→ Aim of the task
Return all lines below containing the word "structured".

[Stored items]
========================================================================
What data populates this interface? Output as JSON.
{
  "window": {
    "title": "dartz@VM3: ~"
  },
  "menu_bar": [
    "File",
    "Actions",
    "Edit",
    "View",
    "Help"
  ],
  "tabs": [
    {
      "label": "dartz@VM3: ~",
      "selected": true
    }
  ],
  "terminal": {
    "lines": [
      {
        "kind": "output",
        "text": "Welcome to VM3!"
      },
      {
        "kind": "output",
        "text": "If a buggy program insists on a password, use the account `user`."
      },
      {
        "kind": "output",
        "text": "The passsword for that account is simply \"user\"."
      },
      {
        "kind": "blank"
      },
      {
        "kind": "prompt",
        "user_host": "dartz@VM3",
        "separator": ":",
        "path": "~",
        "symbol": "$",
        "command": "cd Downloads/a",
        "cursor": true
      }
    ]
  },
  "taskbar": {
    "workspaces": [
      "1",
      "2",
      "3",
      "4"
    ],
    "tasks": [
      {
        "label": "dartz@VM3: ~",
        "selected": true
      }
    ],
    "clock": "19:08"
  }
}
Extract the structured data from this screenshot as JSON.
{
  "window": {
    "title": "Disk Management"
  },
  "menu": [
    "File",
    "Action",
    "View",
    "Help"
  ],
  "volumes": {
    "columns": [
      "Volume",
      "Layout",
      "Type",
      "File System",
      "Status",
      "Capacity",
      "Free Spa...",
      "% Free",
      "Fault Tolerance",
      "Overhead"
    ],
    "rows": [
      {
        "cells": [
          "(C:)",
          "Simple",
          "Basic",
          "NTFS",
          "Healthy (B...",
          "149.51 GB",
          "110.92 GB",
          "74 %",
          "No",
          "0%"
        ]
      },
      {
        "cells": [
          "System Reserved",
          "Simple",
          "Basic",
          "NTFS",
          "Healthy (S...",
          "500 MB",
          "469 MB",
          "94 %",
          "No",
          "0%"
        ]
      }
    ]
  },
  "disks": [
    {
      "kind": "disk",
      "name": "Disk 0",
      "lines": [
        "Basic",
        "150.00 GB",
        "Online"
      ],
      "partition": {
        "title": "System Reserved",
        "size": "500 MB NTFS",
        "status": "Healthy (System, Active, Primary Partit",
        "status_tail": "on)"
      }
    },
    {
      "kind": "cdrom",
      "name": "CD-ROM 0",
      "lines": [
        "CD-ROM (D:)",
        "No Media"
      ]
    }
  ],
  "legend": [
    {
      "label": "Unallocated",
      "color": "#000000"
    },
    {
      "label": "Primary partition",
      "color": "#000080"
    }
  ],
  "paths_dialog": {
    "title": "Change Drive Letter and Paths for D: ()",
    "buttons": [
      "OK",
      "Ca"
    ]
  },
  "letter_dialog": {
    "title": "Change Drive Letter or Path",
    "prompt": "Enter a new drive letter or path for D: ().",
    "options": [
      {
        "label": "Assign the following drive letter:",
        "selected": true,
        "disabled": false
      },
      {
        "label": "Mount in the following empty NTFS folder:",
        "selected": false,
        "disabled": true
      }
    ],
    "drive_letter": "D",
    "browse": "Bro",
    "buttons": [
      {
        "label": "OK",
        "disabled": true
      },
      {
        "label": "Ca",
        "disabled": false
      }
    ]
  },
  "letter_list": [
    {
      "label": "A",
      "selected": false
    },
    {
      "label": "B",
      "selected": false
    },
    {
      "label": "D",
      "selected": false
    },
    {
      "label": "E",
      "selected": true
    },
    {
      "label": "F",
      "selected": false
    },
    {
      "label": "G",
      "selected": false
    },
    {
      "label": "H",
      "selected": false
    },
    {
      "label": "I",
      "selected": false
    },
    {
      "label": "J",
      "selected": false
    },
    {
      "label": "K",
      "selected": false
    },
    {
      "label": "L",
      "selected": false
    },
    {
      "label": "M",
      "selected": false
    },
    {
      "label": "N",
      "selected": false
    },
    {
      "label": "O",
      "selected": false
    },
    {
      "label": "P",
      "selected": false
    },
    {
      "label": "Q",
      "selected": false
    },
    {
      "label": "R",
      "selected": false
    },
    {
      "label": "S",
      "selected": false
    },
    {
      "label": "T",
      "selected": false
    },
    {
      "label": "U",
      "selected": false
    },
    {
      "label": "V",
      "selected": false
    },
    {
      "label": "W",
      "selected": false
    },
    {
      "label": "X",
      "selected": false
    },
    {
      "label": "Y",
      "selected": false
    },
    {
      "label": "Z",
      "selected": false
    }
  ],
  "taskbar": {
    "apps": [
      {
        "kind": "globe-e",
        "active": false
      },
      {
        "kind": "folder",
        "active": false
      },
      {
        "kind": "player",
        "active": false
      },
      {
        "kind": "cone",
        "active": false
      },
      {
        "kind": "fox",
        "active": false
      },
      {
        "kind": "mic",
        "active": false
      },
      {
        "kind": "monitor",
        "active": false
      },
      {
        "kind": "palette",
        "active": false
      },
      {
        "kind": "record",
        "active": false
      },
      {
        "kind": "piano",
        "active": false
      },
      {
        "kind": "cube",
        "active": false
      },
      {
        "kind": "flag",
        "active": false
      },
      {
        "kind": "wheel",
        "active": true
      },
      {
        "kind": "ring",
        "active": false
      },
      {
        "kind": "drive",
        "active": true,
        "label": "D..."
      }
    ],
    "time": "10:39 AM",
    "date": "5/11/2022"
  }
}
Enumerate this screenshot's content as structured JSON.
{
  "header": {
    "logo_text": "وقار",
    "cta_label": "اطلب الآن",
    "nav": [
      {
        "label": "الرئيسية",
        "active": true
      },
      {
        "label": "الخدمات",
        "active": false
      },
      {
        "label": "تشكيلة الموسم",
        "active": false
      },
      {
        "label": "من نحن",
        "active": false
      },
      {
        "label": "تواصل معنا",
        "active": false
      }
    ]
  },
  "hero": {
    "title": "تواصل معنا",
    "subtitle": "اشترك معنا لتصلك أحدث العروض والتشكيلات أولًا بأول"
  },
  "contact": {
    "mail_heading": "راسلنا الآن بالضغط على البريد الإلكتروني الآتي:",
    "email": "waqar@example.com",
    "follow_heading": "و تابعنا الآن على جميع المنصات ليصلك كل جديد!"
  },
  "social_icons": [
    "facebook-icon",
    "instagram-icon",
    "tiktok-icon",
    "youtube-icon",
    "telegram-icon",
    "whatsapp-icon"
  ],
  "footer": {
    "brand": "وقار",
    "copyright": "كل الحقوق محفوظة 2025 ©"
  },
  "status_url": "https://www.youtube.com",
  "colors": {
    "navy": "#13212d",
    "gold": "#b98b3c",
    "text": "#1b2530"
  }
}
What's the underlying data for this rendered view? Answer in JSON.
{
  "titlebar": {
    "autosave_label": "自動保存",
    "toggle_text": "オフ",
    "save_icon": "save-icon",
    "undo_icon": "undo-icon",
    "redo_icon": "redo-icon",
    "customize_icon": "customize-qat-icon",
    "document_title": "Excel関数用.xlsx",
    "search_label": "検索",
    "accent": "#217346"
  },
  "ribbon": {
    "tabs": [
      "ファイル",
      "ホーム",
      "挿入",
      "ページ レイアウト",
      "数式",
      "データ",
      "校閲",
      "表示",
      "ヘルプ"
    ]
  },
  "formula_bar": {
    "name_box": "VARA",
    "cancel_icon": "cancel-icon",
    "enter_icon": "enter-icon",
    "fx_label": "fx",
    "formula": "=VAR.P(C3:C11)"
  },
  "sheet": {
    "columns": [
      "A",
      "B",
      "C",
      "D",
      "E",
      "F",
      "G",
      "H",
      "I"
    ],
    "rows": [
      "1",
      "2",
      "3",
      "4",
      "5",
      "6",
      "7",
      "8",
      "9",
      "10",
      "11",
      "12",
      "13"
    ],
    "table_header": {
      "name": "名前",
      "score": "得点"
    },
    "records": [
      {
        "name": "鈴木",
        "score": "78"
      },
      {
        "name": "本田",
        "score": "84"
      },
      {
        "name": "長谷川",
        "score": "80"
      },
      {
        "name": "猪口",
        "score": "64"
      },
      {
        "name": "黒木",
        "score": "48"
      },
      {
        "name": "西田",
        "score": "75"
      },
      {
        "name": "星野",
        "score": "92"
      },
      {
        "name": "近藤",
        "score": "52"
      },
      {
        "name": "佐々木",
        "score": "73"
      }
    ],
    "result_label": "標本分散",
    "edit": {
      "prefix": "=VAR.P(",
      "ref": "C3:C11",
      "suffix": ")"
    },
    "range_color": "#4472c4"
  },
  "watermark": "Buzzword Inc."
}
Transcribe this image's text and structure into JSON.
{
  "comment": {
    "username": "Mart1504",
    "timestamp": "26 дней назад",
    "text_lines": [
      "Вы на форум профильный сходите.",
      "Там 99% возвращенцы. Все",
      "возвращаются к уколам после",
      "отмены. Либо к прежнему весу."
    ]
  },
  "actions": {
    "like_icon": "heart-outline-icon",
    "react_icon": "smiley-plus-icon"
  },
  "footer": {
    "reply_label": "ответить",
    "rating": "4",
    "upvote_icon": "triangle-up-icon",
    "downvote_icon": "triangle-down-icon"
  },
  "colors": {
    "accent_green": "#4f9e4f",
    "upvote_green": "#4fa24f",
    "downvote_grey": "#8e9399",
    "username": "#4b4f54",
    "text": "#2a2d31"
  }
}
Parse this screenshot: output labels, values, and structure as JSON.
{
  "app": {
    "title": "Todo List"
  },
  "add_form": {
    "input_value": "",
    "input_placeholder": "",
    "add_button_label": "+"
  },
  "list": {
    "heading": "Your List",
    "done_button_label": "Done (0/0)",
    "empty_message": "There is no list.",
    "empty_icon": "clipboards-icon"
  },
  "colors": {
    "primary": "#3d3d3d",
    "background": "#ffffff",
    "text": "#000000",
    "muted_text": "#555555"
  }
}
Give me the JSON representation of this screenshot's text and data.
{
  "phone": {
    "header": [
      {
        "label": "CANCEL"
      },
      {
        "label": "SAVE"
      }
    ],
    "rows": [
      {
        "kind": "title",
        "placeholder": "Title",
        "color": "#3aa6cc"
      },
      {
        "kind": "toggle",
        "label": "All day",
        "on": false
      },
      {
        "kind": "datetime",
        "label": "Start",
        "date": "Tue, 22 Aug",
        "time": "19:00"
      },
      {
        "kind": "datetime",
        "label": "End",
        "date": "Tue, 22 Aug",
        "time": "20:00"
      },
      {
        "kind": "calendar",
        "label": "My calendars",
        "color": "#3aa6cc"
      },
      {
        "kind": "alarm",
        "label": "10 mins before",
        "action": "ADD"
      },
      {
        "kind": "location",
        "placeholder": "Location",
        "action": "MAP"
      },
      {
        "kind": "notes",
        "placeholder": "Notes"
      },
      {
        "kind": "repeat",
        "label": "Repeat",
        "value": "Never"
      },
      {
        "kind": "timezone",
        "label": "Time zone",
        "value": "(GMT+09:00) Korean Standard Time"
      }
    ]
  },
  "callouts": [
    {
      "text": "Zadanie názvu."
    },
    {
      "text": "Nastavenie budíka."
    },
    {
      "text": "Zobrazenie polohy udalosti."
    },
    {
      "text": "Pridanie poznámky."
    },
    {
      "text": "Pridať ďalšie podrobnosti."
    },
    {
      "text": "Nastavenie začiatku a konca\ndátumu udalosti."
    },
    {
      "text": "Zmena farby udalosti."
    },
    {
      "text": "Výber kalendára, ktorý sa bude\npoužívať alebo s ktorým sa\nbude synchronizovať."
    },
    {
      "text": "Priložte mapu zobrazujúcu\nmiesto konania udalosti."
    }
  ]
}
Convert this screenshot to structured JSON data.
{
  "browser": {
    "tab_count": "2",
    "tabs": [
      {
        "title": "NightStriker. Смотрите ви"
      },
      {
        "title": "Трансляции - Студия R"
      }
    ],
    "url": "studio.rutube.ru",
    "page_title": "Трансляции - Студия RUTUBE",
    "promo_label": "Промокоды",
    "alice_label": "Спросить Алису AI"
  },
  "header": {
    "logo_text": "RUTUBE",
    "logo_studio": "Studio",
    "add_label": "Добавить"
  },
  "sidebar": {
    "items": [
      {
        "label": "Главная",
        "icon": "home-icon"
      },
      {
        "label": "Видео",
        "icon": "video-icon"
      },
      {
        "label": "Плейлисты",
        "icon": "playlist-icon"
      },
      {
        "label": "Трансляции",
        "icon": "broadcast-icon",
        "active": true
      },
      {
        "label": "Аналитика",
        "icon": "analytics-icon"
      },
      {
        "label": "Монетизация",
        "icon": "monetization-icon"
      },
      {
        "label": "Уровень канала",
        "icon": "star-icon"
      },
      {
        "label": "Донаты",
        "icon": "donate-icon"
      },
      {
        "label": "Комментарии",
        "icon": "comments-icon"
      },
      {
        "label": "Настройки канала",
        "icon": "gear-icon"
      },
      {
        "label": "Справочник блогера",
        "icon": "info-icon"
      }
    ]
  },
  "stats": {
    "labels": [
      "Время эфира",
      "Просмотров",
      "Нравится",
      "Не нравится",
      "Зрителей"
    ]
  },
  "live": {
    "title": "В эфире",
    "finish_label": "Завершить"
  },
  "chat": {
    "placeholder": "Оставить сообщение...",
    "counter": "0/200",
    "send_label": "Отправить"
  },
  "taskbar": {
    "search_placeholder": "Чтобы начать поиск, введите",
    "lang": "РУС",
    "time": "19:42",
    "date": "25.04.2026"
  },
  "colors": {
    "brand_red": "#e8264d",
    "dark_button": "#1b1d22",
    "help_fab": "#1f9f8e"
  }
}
========================================================================
→ Solution
Extract the structured data from this screenshot as JSON.
Enumerate this screenshot's content as structured JSON.
Convert this screenshot to structured JSON data.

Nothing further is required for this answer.